[WHAT IS NEEDED]:
Print every line of the entries below without changing anything.

[PROVIDED INFORMATION]:
-- begin --

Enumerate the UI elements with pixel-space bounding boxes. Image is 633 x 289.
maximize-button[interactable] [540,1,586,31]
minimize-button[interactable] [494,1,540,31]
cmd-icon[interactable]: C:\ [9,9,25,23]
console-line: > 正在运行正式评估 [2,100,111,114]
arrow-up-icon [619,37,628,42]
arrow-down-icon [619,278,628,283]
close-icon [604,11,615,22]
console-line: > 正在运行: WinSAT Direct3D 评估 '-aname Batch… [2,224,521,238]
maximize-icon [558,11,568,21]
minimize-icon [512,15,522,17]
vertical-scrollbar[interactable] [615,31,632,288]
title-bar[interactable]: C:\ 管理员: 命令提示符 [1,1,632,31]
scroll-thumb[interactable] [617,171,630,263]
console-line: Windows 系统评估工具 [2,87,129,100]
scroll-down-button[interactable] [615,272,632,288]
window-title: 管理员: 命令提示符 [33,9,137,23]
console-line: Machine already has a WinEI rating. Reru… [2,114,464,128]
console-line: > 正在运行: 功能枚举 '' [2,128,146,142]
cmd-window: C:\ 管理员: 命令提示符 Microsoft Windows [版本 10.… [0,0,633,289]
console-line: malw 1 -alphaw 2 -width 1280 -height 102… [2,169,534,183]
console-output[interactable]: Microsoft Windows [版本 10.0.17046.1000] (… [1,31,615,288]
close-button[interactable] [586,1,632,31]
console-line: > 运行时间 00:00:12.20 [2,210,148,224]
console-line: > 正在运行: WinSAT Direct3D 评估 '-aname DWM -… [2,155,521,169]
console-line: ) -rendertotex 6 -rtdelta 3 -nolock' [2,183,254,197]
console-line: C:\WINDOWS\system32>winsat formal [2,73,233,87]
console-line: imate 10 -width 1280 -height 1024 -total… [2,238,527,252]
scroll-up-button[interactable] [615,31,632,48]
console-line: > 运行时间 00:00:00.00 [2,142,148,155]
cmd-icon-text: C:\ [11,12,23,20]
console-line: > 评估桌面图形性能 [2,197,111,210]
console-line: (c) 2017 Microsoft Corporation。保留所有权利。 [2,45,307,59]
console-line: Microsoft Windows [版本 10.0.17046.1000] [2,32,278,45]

-- end --

[THE RESPONSE]:
Enumerate the UI elements with pixel-space bounding boxes. Image is 633 x 289.
maximize-button[interactable] [540,1,586,31]
minimize-button[interactable] [494,1,540,31]
cmd-icon[interactable]: C:\ [9,9,25,23]
console-line: > 正在运行正式评估 [2,100,111,114]
arrow-up-icon [619,37,628,42]
arrow-down-icon [619,278,628,283]
close-icon [604,11,615,22]
console-line: > 正在运行: WinSAT Direct3D 评估 '-aname Batch… [2,224,521,238]
maximize-icon [558,11,568,21]
minimize-icon [512,15,522,17]
vertical-scrollbar[interactable] [615,31,632,288]
title-bar[interactable]: C:\ 管理员: 命令提示符 [1,1,632,31]
scroll-thumb[interactable] [617,171,630,263]
console-line: Windows 系统评估工具 [2,87,129,100]
scroll-down-button[interactable] [615,272,632,288]
window-title: 管理员: 命令提示符 [33,9,137,23]
console-line: Machine already has a WinEI rating. Reru… [2,114,464,128]
console-line: > 正在运行: 功能枚举 '' [2,128,146,142]
cmd-window: C:\ 管理员: 命令提示符 Microsoft Windows [版本 10.… [0,0,633,289]
console-line: malw 1 -alphaw 2 -width 1280 -height 102… [2,169,534,183]
console-output[interactable]: Microsoft Windows [版本 10.0.17046.1000] (… [1,31,615,288]
close-button[interactable] [586,1,632,31]
console-line: > 运行时间 00:00:12.20 [2,210,148,224]
console-line: > 正在运行: WinSAT Direct3D 评估 '-aname DWM -… [2,155,521,169]
console-line: ) -rendertotex 6 -rtdelta 3 -nolock' [2,183,254,197]
console-line: C:\WINDOWS\system32>winsat formal [2,73,233,87]
console-line: imate 10 -width 1280 -height 1024 -total… [2,238,527,252]
scroll-up-button[interactable] [615,31,632,48]
console-line: > 运行时间 00:00:00.00 [2,142,148,155]
cmd-icon-text: C:\ [11,12,23,20]
console-line: > 评估桌面图形性能 [2,197,111,210]
console-line: (c) 2017 Microsoft Corporation。保留所有权利。 [2,45,307,59]
console-line: Microsoft Windows [版本 10.0.17046.1000] [2,32,278,45]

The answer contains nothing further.